Instructions for the task:
Copy the records that follow exactly as written, but not their pictures.

** Begin **

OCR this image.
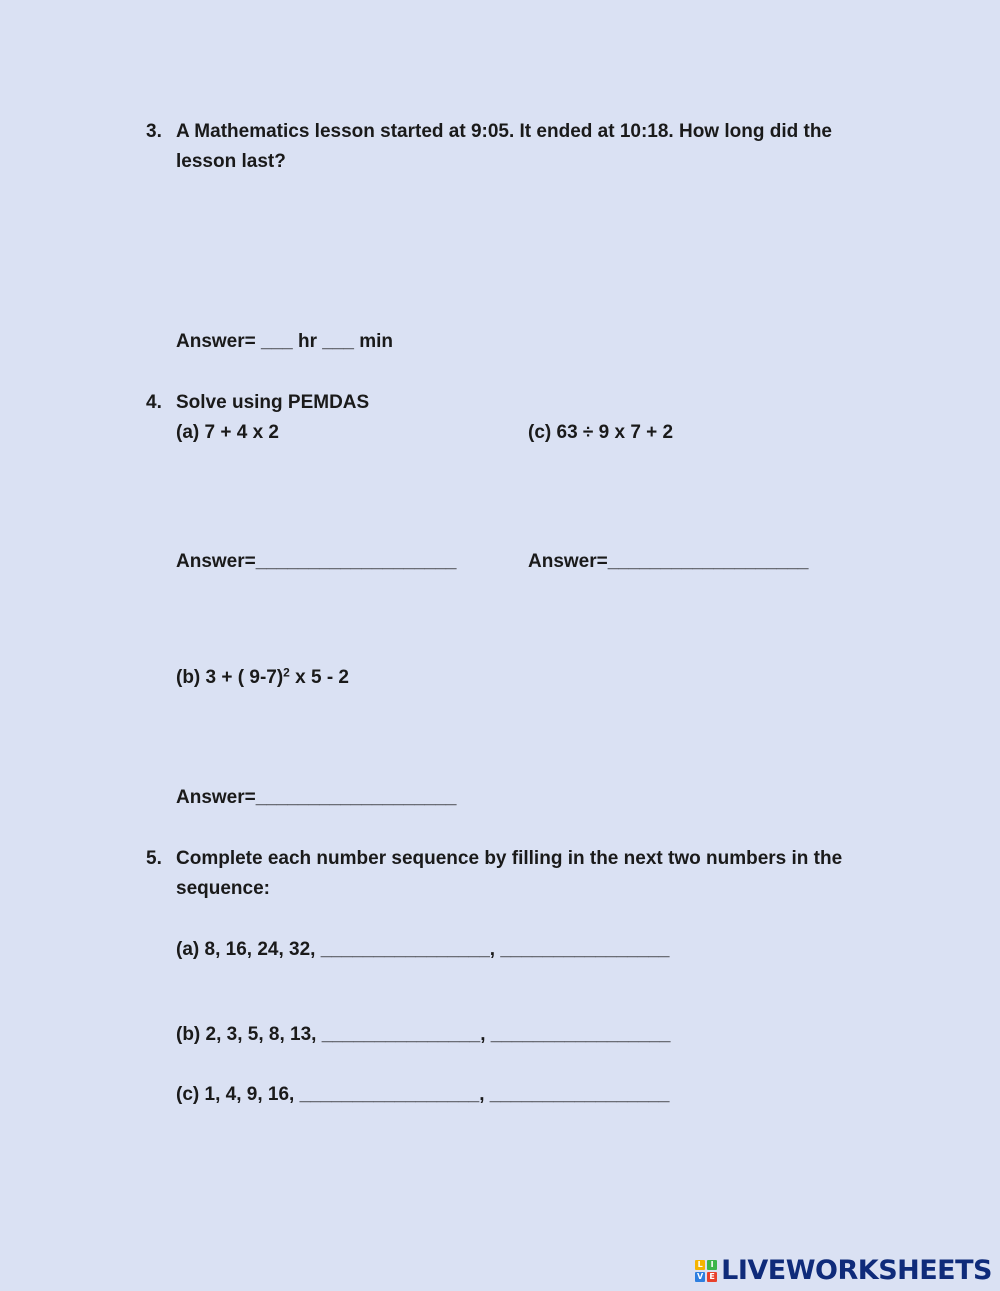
3. A Mathematics lesson started at 9:05. It ended at 10:18. How long did the
lesson last?
Answer= ___ hr ___ min
4. Solve using PEMDAS
(a) 7 + 4 x 2	(c) 63 ÷ 9 x 7 + 2
Answer=___________________	Answer=___________________
(b) 3 + ( 9-7)$^2$ x 5 - 2
Answer=___________________
5. Complete each number sequence by filling in the next two numbers in the
sequence:
(a) 8, 16, 24, 32, ________________, ________________
(b) 2, 3, 5, 8, 13, _______________, _________________
(c) 1, 4, 9, 16, _________________, _________________
L I
V E LIVEWORKSHEETS
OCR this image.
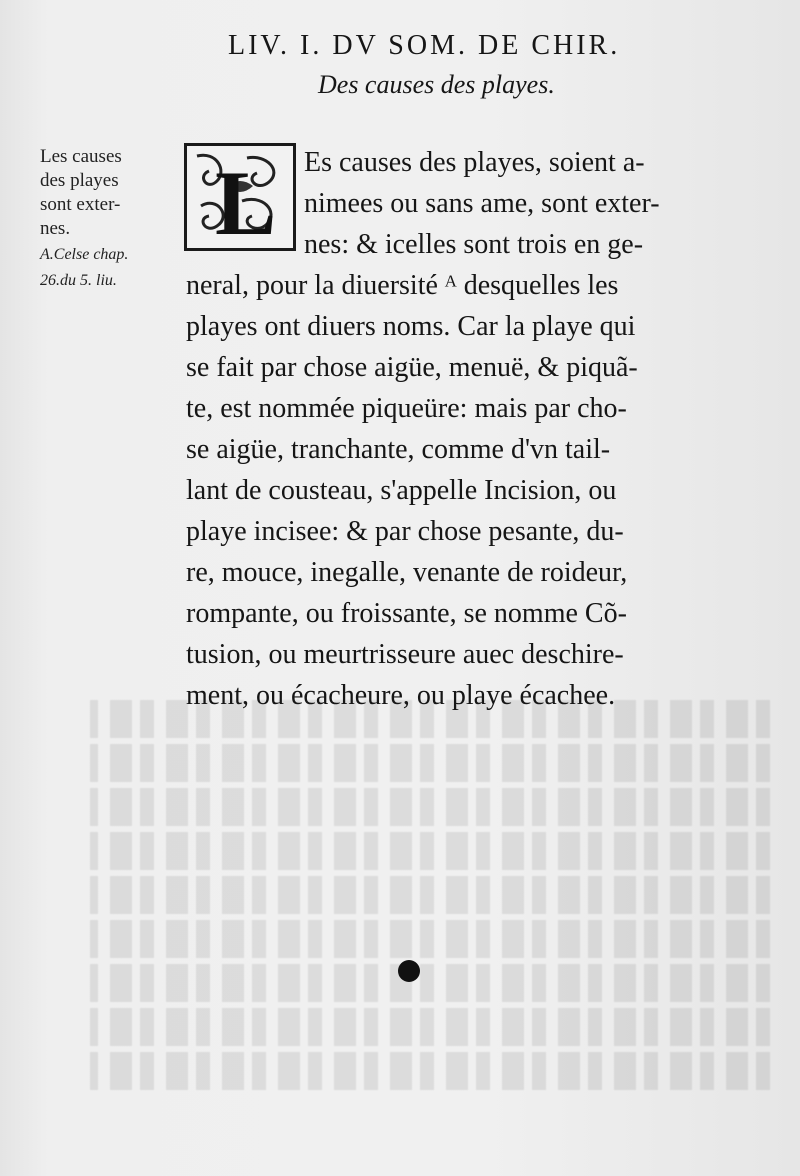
LIV. I. DV SOM. DE CHIR.
Des causes des playes.
Les causes
des playes
sont exter-
nes.
A.Celse chap.
26.du 5. liu.
L Es causes des playes, soient a-
nimees ou sans ame, sont exter-
nes: & icelles sont trois en ge-
neral, pour la diuersité ᴬ desquelles les
playes ont diuers noms. Car la playe qui
se fait par chose aigüe, menuë, & piquã-
te, est nommée piqueüre: mais par cho-
se aigüe, tranchante, comme d'vn tail-
lant de cousteau, s'appelle Incision, ou
playe incisee: & par chose pesante, du-
re, mouce, inegalle, venante de roideur,
rompante, ou froissante, se nomme Cõ-
tusion, ou meurtrisseure auec deschire-
ment, ou écacheure, ou playe écachee.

** End **

Finished task:
OCR this image.
3. A Mathematics lesson started at 9:05. It ended at 10:18. How long did the
lesson last?
Answer= ___ hr ___ min
4. Solve using PEMDAS
(a) 7 + 4 x 2	(c) 63 ÷ 9 x 7 + 2
Answer=___________________	Answer=___________________
(b) 3 + ( 9-7)$^2$ x 5 - 2
Answer=___________________
5. Complete each number sequence by filling in the next two numbers in the
sequence:
(a) 8, 16, 24, 32, ________________, ________________
(b) 2, 3, 5, 8, 13, _______________, _________________
(c) 1, 4, 9, 16, _________________, _________________
L I
V E LIVEWORKSHEETS
OCR this image.
LIV. I. DV SOM. DE CHIR.
Des causes des playes.
Les causes
des playes
sont exter-
nes.
A.Celse chap.
26.du 5. liu.
L Es causes des playes, soient a-
nimees ou sans ame, sont exter-
nes: & icelles sont trois en ge-
neral, pour la diuersité ᴬ desquelles les
playes ont diuers noms. Car la playe qui
se fait par chose aigüe, menuë, & piquã-
te, est nommée piqueüre: mais par cho-
se aigüe, tranchante, comme d'vn tail-
lant de cousteau, s'appelle Incision, ou
playe incisee: & par chose pesante, du-
re, mouce, inegalle, venante de roideur,
rompante, ou froissante, se nomme Cõ-
tusion, ou meurtrisseure auec deschire-
ment, ou écacheure, ou playe écachee.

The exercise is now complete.